| Exercise text |
::::::::

Key words: psychometrics, schizophrenia, cognitive neuroscience, goal maintenance, episodic memory, visual integration

Introduction

Experimental paradigms developed within cognitive neuroscience have become increasingly important in the field of clinical cognitive neuroscience. Such tasks have potential for measuring discrete, neurally dissociable impairments that may be suitable targets for intervention and/or which may serve as endophenotypic markers of risk for illness.1,2 The study reported here is based on data from a series of multisite investigations of constructs and measures derived from cognitive neuroscience relevant to schizophrenia. The studies are part of the Cognitive Neuroscience Test Reliability and Clinical applications for Schizophrenia (CNTRaCS) consortium.3 This article reports on the second study of these measures in a large new sample of patients with schizophrenia and a sample of psychiatrically healthy comparison participants tested 3 times. The study was concerned with the (1) temporal stability of differences between patients and controls (ie, differential practice effects); (2) associations of performance with age; (3) sex differences in task performance; and (4) practicality and tolerability. In addition to the stability of group differences in the absence of intervention, we examined the test-retest reliability of individual differences over the 3 testing occasions.

::::::::

| Input data |
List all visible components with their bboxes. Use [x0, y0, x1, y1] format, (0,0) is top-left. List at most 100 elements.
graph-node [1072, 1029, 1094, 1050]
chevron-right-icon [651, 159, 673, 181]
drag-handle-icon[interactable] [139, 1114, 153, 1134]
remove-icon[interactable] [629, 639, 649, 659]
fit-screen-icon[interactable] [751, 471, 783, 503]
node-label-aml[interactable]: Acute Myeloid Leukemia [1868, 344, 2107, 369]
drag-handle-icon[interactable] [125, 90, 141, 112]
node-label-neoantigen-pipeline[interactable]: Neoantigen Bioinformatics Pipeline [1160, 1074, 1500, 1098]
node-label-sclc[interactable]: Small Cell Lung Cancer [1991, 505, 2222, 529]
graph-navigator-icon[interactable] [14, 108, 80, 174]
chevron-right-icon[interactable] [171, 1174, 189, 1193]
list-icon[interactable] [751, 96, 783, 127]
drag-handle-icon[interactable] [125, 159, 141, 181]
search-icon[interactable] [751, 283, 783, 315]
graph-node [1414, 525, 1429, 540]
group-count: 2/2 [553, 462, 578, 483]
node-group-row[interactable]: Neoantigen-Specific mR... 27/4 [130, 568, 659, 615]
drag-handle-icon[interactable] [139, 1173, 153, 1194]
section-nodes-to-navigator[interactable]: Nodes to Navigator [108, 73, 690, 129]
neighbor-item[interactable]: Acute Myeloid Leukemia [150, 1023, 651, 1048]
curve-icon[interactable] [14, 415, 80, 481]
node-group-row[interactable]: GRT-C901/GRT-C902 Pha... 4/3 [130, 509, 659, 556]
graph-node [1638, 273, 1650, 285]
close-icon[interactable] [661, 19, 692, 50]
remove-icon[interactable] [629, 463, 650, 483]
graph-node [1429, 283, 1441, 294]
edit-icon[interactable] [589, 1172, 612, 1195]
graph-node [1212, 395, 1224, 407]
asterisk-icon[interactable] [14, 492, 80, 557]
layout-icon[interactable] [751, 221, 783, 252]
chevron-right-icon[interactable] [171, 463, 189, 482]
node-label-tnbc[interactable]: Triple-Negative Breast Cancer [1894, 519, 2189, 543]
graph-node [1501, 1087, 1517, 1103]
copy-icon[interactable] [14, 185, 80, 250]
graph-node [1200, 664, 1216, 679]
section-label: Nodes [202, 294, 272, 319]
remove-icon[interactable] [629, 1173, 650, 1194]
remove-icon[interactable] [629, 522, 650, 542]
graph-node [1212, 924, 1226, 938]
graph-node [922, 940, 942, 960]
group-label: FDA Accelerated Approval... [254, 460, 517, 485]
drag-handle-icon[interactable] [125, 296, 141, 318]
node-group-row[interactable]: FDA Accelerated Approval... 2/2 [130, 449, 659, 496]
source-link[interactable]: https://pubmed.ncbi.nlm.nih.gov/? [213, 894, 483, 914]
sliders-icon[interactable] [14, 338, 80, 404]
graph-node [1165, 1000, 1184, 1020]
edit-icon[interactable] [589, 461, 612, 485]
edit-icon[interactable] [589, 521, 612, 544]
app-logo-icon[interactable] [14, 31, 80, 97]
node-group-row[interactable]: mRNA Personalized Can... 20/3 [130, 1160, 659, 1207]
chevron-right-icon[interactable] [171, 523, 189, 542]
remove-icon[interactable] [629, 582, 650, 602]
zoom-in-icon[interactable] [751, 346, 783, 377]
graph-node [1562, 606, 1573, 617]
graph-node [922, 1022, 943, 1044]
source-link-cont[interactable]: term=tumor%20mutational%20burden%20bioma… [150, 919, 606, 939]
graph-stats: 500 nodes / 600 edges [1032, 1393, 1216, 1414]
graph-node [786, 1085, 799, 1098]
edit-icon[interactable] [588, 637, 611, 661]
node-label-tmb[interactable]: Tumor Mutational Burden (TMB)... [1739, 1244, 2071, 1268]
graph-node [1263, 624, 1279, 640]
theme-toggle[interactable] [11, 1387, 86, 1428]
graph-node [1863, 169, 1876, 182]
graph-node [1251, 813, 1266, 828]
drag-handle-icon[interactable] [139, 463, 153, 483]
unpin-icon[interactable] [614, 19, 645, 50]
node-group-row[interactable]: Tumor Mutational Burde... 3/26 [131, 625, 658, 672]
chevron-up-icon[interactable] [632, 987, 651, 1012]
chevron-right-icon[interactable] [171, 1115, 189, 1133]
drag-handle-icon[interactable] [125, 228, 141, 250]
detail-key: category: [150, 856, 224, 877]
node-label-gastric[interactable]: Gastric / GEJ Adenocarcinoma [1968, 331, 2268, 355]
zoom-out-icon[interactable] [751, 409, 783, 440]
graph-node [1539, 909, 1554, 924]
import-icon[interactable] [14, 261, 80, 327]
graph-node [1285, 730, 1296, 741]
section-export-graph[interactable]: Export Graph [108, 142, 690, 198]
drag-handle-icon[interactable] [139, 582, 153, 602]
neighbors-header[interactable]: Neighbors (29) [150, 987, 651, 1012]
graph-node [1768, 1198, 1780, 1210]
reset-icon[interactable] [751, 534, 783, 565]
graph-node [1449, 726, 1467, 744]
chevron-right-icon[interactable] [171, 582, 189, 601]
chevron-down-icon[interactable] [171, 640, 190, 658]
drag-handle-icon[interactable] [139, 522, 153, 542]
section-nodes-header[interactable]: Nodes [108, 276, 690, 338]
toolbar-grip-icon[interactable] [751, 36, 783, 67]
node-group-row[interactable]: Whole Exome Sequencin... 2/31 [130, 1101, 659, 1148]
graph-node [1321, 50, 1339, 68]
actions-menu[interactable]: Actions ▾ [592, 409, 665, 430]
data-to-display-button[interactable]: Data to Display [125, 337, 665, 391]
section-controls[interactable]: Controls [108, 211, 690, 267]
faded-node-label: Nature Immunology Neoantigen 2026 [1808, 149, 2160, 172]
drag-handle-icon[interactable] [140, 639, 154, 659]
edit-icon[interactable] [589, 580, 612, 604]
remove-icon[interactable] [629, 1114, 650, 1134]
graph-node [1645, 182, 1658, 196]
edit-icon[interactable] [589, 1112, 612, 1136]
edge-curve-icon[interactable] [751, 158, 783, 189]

::::::::

| Parts of the exercise |
1. Translate this sentence from the schizophrenia study introduction into Spanish: "Experimental paradigms developed within cognitive neuroscience have become increasingly important in the field of clinical cognitive neuroscience."
2. According to the schizophrenia study introduction, which consortium are the studies part of?
3. Continue the schizophrenia study introduction after its final sentence.

| Expected outputs |
1. Los paradigmas experimentales desarrollados en el ámbito de la neurociencia cognitiva han adquirido una importancia creciente en el campo de la neurociencia cognitiva clínica.

2. The Cognitive Neuroscience Test Reliability and Clinical applications for Schizophrenia (CNTRaCS) consortium.

3.
Stability of Performance in Schizophrenia Patient Groups

Temporal reliability of task performance among clinically stable patients is important to establish prior to intervention studies because practice effects may reduce intervention effects.4–6 The effect of repeated assessment in clinically stable patients has primarily been examined using measures based in clinical neuropsychology. Stability on such mea- sures varies across tasks7,8 and across studies, with both lower stability7,9 and comparable stability10 reported when comparing patients with controls. However, this is the first study to our knowledge to examine different aspects of stability (both stability of group differences and individual differences) on tasks derived from cognitive neuroscience across several assessments in persons with schizophrenia and controls. Importantly, there is some evidence5,11 that use of multiple baselines may ameliorate practice effects resulting from learning of task structure and response demands, and this approach was implemented in this study. The idea of multiple baselines is that participants’ first experience with a task results in the greatest learning, and therefore the greatest practice effects on the next testing, whereas change from a second baseline to any subsequent point as a function of practice is likely to be reduced.

Aging and Schizophrenia

A number of investigators have noted similarities between the psychological deficits typically seen in schizophrenia and the performance of older healthy individuals12–15 for an early review. Age-associated impairments for schizophrenia appear to be more generalized among those persistently hospitalized, whereas in outpatients age-related impairments are most prominent for memory, attention, and processing speed measures.16–18 This suggests that variation in age may need to be accounted for in the evaluation of cognitively focused interventions or studies of cognition in schizophrenia, and that age may influence the extent to which practice effects are observed. Thus, we investigated main effects of age and interactions between age and practice effects.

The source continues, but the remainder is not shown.